• [What is required] Give only the number of lines that contain the word "provođenje".

• [Source material]

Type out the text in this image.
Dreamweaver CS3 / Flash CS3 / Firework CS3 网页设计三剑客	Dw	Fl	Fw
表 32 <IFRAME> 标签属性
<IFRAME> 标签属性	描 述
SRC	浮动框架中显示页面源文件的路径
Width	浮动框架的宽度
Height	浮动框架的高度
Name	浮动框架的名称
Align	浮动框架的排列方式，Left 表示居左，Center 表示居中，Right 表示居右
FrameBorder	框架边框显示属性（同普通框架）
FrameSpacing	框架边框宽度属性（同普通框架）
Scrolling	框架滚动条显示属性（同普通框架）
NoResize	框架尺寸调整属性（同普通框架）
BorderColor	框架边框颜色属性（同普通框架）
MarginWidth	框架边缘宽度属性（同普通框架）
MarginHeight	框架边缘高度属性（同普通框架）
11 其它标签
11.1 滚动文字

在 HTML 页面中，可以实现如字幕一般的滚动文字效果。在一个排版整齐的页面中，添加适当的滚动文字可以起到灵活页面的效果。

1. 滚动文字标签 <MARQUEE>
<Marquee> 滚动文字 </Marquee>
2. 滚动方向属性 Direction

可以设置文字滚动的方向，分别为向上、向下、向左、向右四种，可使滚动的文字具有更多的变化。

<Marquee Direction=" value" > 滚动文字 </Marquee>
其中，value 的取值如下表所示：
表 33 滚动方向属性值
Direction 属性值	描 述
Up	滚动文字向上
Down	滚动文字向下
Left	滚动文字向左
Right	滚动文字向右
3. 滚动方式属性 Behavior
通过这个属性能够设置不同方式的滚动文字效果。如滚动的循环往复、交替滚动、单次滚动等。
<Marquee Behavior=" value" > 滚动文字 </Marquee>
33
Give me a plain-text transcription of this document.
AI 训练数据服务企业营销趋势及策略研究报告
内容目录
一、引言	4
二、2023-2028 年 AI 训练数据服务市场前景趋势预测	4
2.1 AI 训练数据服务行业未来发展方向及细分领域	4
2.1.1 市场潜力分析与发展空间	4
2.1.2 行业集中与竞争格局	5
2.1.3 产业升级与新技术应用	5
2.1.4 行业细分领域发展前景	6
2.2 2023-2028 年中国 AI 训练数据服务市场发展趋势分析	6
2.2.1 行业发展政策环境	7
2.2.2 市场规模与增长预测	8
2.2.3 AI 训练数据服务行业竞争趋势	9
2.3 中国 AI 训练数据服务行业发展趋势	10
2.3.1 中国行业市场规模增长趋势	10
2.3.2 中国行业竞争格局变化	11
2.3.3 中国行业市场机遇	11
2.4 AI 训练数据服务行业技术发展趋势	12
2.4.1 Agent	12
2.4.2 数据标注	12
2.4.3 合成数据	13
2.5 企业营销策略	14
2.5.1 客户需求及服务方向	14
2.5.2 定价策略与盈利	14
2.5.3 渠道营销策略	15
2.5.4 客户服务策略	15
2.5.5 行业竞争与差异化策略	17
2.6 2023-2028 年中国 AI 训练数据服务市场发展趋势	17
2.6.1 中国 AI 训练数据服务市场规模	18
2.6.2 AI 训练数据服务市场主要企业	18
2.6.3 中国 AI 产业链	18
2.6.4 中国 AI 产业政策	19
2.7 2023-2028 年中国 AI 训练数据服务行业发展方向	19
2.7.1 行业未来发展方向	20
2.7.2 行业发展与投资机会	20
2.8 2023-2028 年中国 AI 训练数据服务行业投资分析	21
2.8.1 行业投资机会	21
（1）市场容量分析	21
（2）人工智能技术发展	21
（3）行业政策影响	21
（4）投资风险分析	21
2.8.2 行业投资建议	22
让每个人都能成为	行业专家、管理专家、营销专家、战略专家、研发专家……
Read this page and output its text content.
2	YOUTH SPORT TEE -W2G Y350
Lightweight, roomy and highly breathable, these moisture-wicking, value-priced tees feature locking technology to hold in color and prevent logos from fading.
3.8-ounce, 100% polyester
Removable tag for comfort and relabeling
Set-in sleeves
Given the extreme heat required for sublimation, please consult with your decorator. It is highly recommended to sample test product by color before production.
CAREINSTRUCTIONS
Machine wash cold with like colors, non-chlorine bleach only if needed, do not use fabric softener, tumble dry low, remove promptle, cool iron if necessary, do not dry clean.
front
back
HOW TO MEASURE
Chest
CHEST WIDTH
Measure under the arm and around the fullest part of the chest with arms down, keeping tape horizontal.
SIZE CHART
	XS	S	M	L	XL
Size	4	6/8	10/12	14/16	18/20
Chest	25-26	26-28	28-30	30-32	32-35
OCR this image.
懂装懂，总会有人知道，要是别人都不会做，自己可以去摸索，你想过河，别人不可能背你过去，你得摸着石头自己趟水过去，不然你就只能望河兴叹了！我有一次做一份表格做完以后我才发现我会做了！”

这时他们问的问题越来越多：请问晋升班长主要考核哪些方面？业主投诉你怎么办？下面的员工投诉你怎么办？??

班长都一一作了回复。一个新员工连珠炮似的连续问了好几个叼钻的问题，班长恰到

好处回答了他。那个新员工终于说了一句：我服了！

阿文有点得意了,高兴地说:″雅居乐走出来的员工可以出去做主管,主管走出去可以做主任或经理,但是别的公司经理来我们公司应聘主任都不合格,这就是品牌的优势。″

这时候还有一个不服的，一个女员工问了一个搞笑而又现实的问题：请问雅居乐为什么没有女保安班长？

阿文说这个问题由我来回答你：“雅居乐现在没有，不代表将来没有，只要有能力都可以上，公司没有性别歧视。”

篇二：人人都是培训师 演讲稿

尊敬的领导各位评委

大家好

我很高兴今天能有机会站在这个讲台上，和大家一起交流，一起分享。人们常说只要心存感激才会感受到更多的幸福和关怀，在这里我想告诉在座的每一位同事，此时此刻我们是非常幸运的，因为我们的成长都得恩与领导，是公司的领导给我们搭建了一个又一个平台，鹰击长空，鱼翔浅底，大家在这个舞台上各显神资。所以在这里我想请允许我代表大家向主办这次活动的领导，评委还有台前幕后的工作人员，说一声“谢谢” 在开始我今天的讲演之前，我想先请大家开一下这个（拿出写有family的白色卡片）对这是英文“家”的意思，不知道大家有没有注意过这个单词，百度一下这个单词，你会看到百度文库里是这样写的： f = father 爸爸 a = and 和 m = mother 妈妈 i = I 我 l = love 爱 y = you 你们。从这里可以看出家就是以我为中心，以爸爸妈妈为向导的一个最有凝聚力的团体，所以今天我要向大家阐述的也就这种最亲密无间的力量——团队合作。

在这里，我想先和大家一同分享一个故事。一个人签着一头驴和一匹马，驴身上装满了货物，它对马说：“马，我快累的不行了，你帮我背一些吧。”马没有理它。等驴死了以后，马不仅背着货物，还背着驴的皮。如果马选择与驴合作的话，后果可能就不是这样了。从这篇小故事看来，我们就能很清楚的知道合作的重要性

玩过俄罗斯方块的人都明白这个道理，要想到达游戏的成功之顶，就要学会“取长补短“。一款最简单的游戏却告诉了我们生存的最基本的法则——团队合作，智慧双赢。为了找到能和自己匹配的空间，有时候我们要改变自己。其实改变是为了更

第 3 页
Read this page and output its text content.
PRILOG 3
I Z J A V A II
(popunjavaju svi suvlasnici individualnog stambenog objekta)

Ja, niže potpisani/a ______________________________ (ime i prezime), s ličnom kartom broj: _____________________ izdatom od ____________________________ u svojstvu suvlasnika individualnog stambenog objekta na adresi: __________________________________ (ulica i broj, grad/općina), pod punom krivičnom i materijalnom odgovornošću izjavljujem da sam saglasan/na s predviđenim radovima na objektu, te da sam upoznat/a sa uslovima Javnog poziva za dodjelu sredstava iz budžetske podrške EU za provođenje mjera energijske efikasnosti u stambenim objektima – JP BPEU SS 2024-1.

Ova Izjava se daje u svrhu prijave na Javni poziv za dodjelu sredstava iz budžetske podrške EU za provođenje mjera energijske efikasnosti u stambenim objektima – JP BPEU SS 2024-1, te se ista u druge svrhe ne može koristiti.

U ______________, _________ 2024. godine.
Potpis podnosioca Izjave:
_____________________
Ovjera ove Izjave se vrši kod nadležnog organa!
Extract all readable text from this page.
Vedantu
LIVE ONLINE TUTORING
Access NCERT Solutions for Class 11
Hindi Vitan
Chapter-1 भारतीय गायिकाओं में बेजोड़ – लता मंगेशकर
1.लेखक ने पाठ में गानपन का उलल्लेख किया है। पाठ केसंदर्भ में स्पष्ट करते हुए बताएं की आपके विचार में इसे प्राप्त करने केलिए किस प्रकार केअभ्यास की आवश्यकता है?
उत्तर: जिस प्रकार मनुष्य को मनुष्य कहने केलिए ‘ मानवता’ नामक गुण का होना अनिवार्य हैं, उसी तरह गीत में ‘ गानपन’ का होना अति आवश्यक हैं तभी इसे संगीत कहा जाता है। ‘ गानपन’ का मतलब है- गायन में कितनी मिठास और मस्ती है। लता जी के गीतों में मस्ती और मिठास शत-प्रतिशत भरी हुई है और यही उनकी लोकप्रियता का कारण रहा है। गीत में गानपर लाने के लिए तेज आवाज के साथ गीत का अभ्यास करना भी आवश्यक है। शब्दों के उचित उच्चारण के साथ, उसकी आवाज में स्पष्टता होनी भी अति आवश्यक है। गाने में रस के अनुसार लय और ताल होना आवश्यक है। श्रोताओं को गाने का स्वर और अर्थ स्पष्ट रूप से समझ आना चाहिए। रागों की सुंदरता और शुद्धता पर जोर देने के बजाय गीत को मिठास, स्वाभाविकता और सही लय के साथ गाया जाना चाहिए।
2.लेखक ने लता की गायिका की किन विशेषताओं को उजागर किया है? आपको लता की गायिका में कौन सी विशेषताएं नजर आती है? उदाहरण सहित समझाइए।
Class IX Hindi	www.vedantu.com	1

• [Solved exercise] 2